> PROBLEM DETAILS:
Copy out the listing that follows, exact in every word, and skip the images.

> DATA RECORDS:
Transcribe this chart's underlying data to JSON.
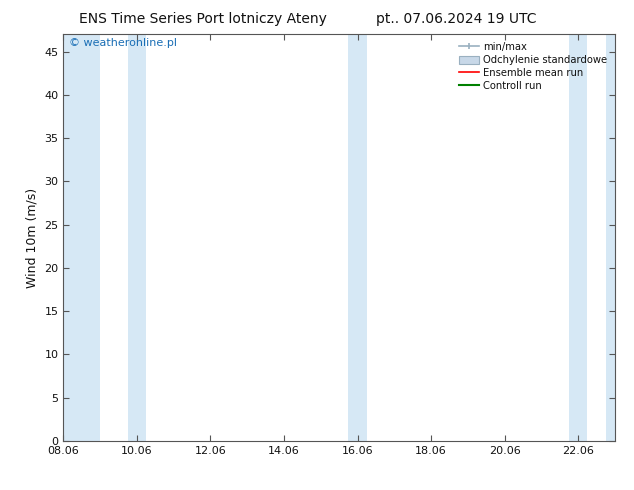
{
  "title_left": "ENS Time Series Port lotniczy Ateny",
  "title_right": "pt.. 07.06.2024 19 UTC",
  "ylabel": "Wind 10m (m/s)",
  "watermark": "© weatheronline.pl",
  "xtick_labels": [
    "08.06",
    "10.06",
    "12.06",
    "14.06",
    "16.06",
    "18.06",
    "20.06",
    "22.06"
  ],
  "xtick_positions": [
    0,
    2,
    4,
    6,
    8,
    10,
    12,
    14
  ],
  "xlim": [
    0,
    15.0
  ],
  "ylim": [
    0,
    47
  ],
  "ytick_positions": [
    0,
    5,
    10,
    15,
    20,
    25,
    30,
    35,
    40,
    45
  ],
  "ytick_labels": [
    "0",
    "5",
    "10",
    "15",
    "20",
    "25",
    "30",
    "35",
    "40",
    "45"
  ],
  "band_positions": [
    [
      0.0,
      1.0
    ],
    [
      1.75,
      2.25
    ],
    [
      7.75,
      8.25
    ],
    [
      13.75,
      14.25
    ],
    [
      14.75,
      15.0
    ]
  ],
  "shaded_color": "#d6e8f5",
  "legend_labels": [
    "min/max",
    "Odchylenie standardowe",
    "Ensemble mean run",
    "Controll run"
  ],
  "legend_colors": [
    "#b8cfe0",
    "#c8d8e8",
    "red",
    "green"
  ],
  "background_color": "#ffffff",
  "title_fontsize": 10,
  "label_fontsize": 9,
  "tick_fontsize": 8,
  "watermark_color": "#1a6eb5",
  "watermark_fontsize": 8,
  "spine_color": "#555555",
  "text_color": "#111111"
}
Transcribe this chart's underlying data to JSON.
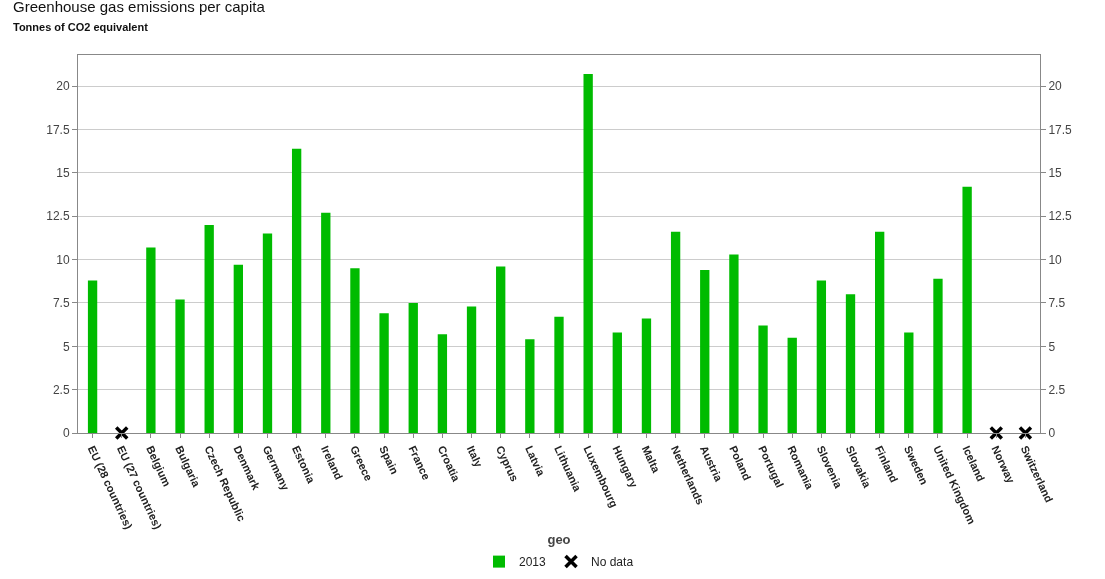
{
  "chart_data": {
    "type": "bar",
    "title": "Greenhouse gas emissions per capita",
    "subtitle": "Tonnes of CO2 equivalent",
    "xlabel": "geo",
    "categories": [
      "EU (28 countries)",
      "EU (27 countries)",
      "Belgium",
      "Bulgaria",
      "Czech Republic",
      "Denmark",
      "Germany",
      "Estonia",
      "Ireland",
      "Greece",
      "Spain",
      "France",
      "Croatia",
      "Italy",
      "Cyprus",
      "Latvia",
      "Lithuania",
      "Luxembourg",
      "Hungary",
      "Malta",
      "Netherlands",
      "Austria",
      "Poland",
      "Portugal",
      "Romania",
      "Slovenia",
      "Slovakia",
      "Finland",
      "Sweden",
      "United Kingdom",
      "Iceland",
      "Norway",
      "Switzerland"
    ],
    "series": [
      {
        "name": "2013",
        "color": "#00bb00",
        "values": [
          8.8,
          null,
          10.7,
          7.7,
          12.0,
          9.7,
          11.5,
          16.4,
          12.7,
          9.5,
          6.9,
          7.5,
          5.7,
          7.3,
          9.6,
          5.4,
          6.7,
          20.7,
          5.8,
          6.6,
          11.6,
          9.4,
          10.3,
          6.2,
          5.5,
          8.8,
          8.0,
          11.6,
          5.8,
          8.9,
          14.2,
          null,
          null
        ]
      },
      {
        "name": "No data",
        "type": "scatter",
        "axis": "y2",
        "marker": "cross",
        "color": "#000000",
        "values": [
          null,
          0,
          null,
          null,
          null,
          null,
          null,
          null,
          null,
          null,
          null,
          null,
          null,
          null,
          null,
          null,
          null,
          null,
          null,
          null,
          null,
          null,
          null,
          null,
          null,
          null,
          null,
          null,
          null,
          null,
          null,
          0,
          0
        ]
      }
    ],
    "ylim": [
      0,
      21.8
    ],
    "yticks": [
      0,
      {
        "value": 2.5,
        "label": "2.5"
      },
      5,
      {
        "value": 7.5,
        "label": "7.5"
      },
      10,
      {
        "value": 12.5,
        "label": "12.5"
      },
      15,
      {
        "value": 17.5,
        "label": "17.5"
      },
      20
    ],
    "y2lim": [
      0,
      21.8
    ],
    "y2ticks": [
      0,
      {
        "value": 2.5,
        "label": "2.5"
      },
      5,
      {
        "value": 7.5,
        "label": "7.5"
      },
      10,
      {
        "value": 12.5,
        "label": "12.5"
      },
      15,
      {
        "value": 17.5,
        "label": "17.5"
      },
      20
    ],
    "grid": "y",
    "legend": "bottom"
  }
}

> TASK ANSWER:
Transcribe this chart's underlying data to JSON.
{
  "title_left": "ENS Time Series Port lotniczy Ateny",
  "title_right": "pt.. 07.06.2024 19 UTC",
  "ylabel": "Wind 10m (m/s)",
  "watermark": "© weatheronline.pl",
  "xtick_labels": [
    "08.06",
    "10.06",
    "12.06",
    "14.06",
    "16.06",
    "18.06",
    "20.06",
    "22.06"
  ],
  "xtick_positions": [
    0,
    2,
    4,
    6,
    8,
    10,
    12,
    14
  ],
  "xlim": [
    0,
    15.0
  ],
  "ylim": [
    0,
    47
  ],
  "ytick_positions": [
    0,
    5,
    10,
    15,
    20,
    25,
    30,
    35,
    40,
    45
  ],
  "ytick_labels": [
    "0",
    "5",
    "10",
    "15",
    "20",
    "25",
    "30",
    "35",
    "40",
    "45"
  ],
  "band_positions": [
    [
      0.0,
      1.0
    ],
    [
      1.75,
      2.25
    ],
    [
      7.75,
      8.25
    ],
    [
      13.75,
      14.25
    ],
    [
      14.75,
      15.0
    ]
  ],
  "shaded_color": "#d6e8f5",
  "legend_labels": [
    "min/max",
    "Odchylenie standardowe",
    "Ensemble mean run",
    "Controll run"
  ],
  "legend_colors": [
    "#b8cfe0",
    "#c8d8e8",
    "red",
    "green"
  ],
  "background_color": "#ffffff",
  "title_fontsize": 10,
  "label_fontsize": 9,
  "tick_fontsize": 8,
  "watermark_color": "#1a6eb5",
  "watermark_fontsize": 8,
  "spine_color": "#555555",
  "text_color": "#111111"
}
Transcribe this chart's underlying data to JSON.
{
  "chart_data": {
    "type": "bar",
    "title": "Greenhouse gas emissions per capita",
    "subtitle": "Tonnes of CO2 equivalent",
    "xlabel": "geo",
    "categories": [
      "EU (28 countries)",
      "EU (27 countries)",
      "Belgium",
      "Bulgaria",
      "Czech Republic",
      "Denmark",
      "Germany",
      "Estonia",
      "Ireland",
      "Greece",
      "Spain",
      "France",
      "Croatia",
      "Italy",
      "Cyprus",
      "Latvia",
      "Lithuania",
      "Luxembourg",
      "Hungary",
      "Malta",
      "Netherlands",
      "Austria",
      "Poland",
      "Portugal",
      "Romania",
      "Slovenia",
      "Slovakia",
      "Finland",
      "Sweden",
      "United Kingdom",
      "Iceland",
      "Norway",
      "Switzerland"
    ],
    "series": [
      {
        "name": "2013",
        "color": "#00bb00",
        "values": [
          8.8,
          null,
          10.7,
          7.7,
          12.0,
          9.7,
          11.5,
          16.4,
          12.7,
          9.5,
          6.9,
          7.5,
          5.7,
          7.3,
          9.6,
          5.4,
          6.7,
          20.7,
          5.8,
          6.6,
          11.6,
          9.4,
          10.3,
          6.2,
          5.5,
          8.8,
          8.0,
          11.6,
          5.8,
          8.9,
          14.2,
          null,
          null
        ]
      },
      {
        "name": "No data",
        "type": "scatter",
        "axis": "y2",
        "marker": "cross",
        "color": "#000000",
        "values": [
          null,
          0,
          null,
          null,
          null,
          null,
          null,
          null,
          null,
          null,
          null,
          null,
          null,
          null,
          null,
          null,
          null,
          null,
          null,
          null,
          null,
          null,
          null,
          null,
          null,
          null,
          null,
          null,
          null,
          null,
          null,
          0,
          0
        ]
      }
    ],
    "ylim": [
      0,
      21.8
    ],
    "yticks": [
      0,
      {
        "value": 2.5,
        "label": "2.5"
      },
      5,
      {
        "value": 7.5,
        "label": "7.5"
      },
      10,
      {
        "value": 12.5,
        "label": "12.5"
      },
      15,
      {
        "value": 17.5,
        "label": "17.5"
      },
      20
    ],
    "y2lim": [
      0,
      21.8
    ],
    "y2ticks": [
      0,
      {
        "value": 2.5,
        "label": "2.5"
      },
      5,
      {
        "value": 7.5,
        "label": "7.5"
      },
      10,
      {
        "value": 12.5,
        "label": "12.5"
      },
      15,
      {
        "value": 17.5,
        "label": "17.5"
      },
      20
    ],
    "grid": "y",
    "legend": "bottom"
  }
}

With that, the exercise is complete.